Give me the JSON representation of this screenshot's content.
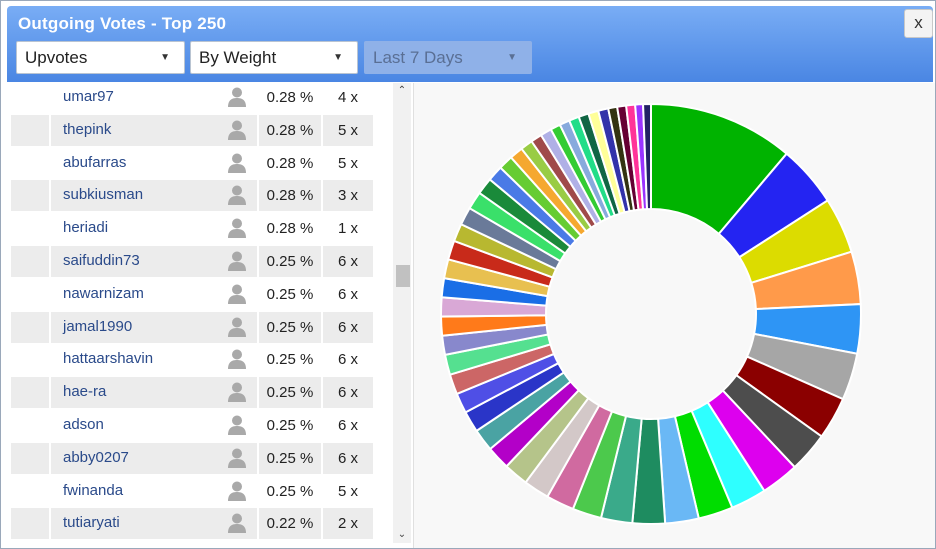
{
  "dialog": {
    "title": "Outgoing Votes - Top 250",
    "close_label": "x"
  },
  "filters": {
    "type": "Upvotes",
    "sort": "By Weight",
    "period": "Last 7 Days"
  },
  "rows": [
    {
      "name": "umar97",
      "pct": "0.28 %",
      "count": "4 x"
    },
    {
      "name": "thepink",
      "pct": "0.28 %",
      "count": "5 x"
    },
    {
      "name": "abufarras",
      "pct": "0.28 %",
      "count": "5 x"
    },
    {
      "name": "subkiusman",
      "pct": "0.28 %",
      "count": "3 x"
    },
    {
      "name": "heriadi",
      "pct": "0.28 %",
      "count": "1 x"
    },
    {
      "name": "saifuddin73",
      "pct": "0.25 %",
      "count": "6 x"
    },
    {
      "name": "nawarnizam",
      "pct": "0.25 %",
      "count": "6 x"
    },
    {
      "name": "jamal1990",
      "pct": "0.25 %",
      "count": "6 x"
    },
    {
      "name": "hattaarshavin",
      "pct": "0.25 %",
      "count": "6 x"
    },
    {
      "name": "hae-ra",
      "pct": "0.25 %",
      "count": "6 x"
    },
    {
      "name": "adson",
      "pct": "0.25 %",
      "count": "6 x"
    },
    {
      "name": "abby0207",
      "pct": "0.25 %",
      "count": "6 x"
    },
    {
      "name": "fwinanda",
      "pct": "0.25 %",
      "count": "5 x"
    },
    {
      "name": "tutiaryati",
      "pct": "0.22 %",
      "count": "2 x"
    }
  ],
  "icons": {
    "user": "user-silhouette-icon",
    "close": "close-icon",
    "caret": "caret-down-icon"
  },
  "chart_data": {
    "type": "pie",
    "donut": true,
    "slices": [
      {
        "value": 13.0,
        "color": "#00b300"
      },
      {
        "value": 5.5,
        "color": "#2424f2"
      },
      {
        "value": 5.0,
        "color": "#dcdc00"
      },
      {
        "value": 4.7,
        "color": "#ff9a4a"
      },
      {
        "value": 4.4,
        "color": "#2e95f5"
      },
      {
        "value": 4.2,
        "color": "#a6a6a6"
      },
      {
        "value": 3.8,
        "color": "#8b0000"
      },
      {
        "value": 3.6,
        "color": "#4d4d4d"
      },
      {
        "value": 3.4,
        "color": "#dd00ee"
      },
      {
        "value": 3.2,
        "color": "#2effff"
      },
      {
        "value": 3.1,
        "color": "#00dd00"
      },
      {
        "value": 3.0,
        "color": "#6ab8f5"
      },
      {
        "value": 2.9,
        "color": "#1e8c60"
      },
      {
        "value": 2.8,
        "color": "#3aaa8a"
      },
      {
        "value": 2.6,
        "color": "#4cc94c"
      },
      {
        "value": 2.5,
        "color": "#d06aa0"
      },
      {
        "value": 2.3,
        "color": "#d3c8c8"
      },
      {
        "value": 2.2,
        "color": "#b5c48a"
      },
      {
        "value": 2.1,
        "color": "#b300c8"
      },
      {
        "value": 2.0,
        "color": "#4aa3a3"
      },
      {
        "value": 1.9,
        "color": "#2a35c8"
      },
      {
        "value": 1.8,
        "color": "#4f4fe6"
      },
      {
        "value": 1.8,
        "color": "#cc6666"
      },
      {
        "value": 1.8,
        "color": "#55e090"
      },
      {
        "value": 1.7,
        "color": "#8888cc"
      },
      {
        "value": 1.7,
        "color": "#ff7a1a"
      },
      {
        "value": 1.7,
        "color": "#d9a8d6"
      },
      {
        "value": 1.7,
        "color": "#1a6ee6"
      },
      {
        "value": 1.7,
        "color": "#e8c050"
      },
      {
        "value": 1.7,
        "color": "#c82a1a"
      },
      {
        "value": 1.6,
        "color": "#b8b830"
      },
      {
        "value": 1.6,
        "color": "#6a7a99"
      },
      {
        "value": 1.6,
        "color": "#3ae06a"
      },
      {
        "value": 1.5,
        "color": "#1a8a3a"
      },
      {
        "value": 1.4,
        "color": "#4a7ae6"
      },
      {
        "value": 1.3,
        "color": "#66cc33"
      },
      {
        "value": 1.2,
        "color": "#f5a830"
      },
      {
        "value": 1.1,
        "color": "#99cc44"
      },
      {
        "value": 1.0,
        "color": "#a04a4a"
      },
      {
        "value": 1.0,
        "color": "#b0b0e6"
      },
      {
        "value": 0.9,
        "color": "#33cc33"
      },
      {
        "value": 0.9,
        "color": "#88aadd"
      },
      {
        "value": 0.9,
        "color": "#22dd88"
      },
      {
        "value": 0.9,
        "color": "#116644"
      },
      {
        "value": 0.9,
        "color": "#ffff99"
      },
      {
        "value": 0.9,
        "color": "#3333aa"
      },
      {
        "value": 0.8,
        "color": "#333311"
      },
      {
        "value": 0.8,
        "color": "#660033"
      },
      {
        "value": 0.8,
        "color": "#ff3399"
      },
      {
        "value": 0.7,
        "color": "#9933ff"
      },
      {
        "value": 0.7,
        "color": "#222266"
      }
    ]
  }
}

────────────────────

EXERCISE OBJECTIVE |
Pictures stay out; reproduce every line of the records exactly.

WRITTEN ANSWER |
Give me the JSON representation of this screenshot's content.
{
  "dialog": {
    "title": "Outgoing Votes - Top 250",
    "close_label": "x"
  },
  "filters": {
    "type": "Upvotes",
    "sort": "By Weight",
    "period": "Last 7 Days"
  },
  "rows": [
    {
      "name": "umar97",
      "pct": "0.28 %",
      "count": "4 x"
    },
    {
      "name": "thepink",
      "pct": "0.28 %",
      "count": "5 x"
    },
    {
      "name": "abufarras",
      "pct": "0.28 %",
      "count": "5 x"
    },
    {
      "name": "subkiusman",
      "pct": "0.28 %",
      "count": "3 x"
    },
    {
      "name": "heriadi",
      "pct": "0.28 %",
      "count": "1 x"
    },
    {
      "name": "saifuddin73",
      "pct": "0.25 %",
      "count": "6 x"
    },
    {
      "name": "nawarnizam",
      "pct": "0.25 %",
      "count": "6 x"
    },
    {
      "name": "jamal1990",
      "pct": "0.25 %",
      "count": "6 x"
    },
    {
      "name": "hattaarshavin",
      "pct": "0.25 %",
      "count": "6 x"
    },
    {
      "name": "hae-ra",
      "pct": "0.25 %",
      "count": "6 x"
    },
    {
      "name": "adson",
      "pct": "0.25 %",
      "count": "6 x"
    },
    {
      "name": "abby0207",
      "pct": "0.25 %",
      "count": "6 x"
    },
    {
      "name": "fwinanda",
      "pct": "0.25 %",
      "count": "5 x"
    },
    {
      "name": "tutiaryati",
      "pct": "0.22 %",
      "count": "2 x"
    }
  ],
  "icons": {
    "user": "user-silhouette-icon",
    "close": "close-icon",
    "caret": "caret-down-icon"
  },
  "chart_data": {
    "type": "pie",
    "donut": true,
    "slices": [
      {
        "value": 13.0,
        "color": "#00b300"
      },
      {
        "value": 5.5,
        "color": "#2424f2"
      },
      {
        "value": 5.0,
        "color": "#dcdc00"
      },
      {
        "value": 4.7,
        "color": "#ff9a4a"
      },
      {
        "value": 4.4,
        "color": "#2e95f5"
      },
      {
        "value": 4.2,
        "color": "#a6a6a6"
      },
      {
        "value": 3.8,
        "color": "#8b0000"
      },
      {
        "value": 3.6,
        "color": "#4d4d4d"
      },
      {
        "value": 3.4,
        "color": "#dd00ee"
      },
      {
        "value": 3.2,
        "color": "#2effff"
      },
      {
        "value": 3.1,
        "color": "#00dd00"
      },
      {
        "value": 3.0,
        "color": "#6ab8f5"
      },
      {
        "value": 2.9,
        "color": "#1e8c60"
      },
      {
        "value": 2.8,
        "color": "#3aaa8a"
      },
      {
        "value": 2.6,
        "color": "#4cc94c"
      },
      {
        "value": 2.5,
        "color": "#d06aa0"
      },
      {
        "value": 2.3,
        "color": "#d3c8c8"
      },
      {
        "value": 2.2,
        "color": "#b5c48a"
      },
      {
        "value": 2.1,
        "color": "#b300c8"
      },
      {
        "value": 2.0,
        "color": "#4aa3a3"
      },
      {
        "value": 1.9,
        "color": "#2a35c8"
      },
      {
        "value": 1.8,
        "color": "#4f4fe6"
      },
      {
        "value": 1.8,
        "color": "#cc6666"
      },
      {
        "value": 1.8,
        "color": "#55e090"
      },
      {
        "value": 1.7,
        "color": "#8888cc"
      },
      {
        "value": 1.7,
        "color": "#ff7a1a"
      },
      {
        "value": 1.7,
        "color": "#d9a8d6"
      },
      {
        "value": 1.7,
        "color": "#1a6ee6"
      },
      {
        "value": 1.7,
        "color": "#e8c050"
      },
      {
        "value": 1.7,
        "color": "#c82a1a"
      },
      {
        "value": 1.6,
        "color": "#b8b830"
      },
      {
        "value": 1.6,
        "color": "#6a7a99"
      },
      {
        "value": 1.6,
        "color": "#3ae06a"
      },
      {
        "value": 1.5,
        "color": "#1a8a3a"
      },
      {
        "value": 1.4,
        "color": "#4a7ae6"
      },
      {
        "value": 1.3,
        "color": "#66cc33"
      },
      {
        "value": 1.2,
        "color": "#f5a830"
      },
      {
        "value": 1.1,
        "color": "#99cc44"
      },
      {
        "value": 1.0,
        "color": "#a04a4a"
      },
      {
        "value": 1.0,
        "color": "#b0b0e6"
      },
      {
        "value": 0.9,
        "color": "#33cc33"
      },
      {
        "value": 0.9,
        "color": "#88aadd"
      },
      {
        "value": 0.9,
        "color": "#22dd88"
      },
      {
        "value": 0.9,
        "color": "#116644"
      },
      {
        "value": 0.9,
        "color": "#ffff99"
      },
      {
        "value": 0.9,
        "color": "#3333aa"
      },
      {
        "value": 0.8,
        "color": "#333311"
      },
      {
        "value": 0.8,
        "color": "#660033"
      },
      {
        "value": 0.8,
        "color": "#ff3399"
      },
      {
        "value": 0.7,
        "color": "#9933ff"
      },
      {
        "value": 0.7,
        "color": "#222266"
      }
    ]
  }
}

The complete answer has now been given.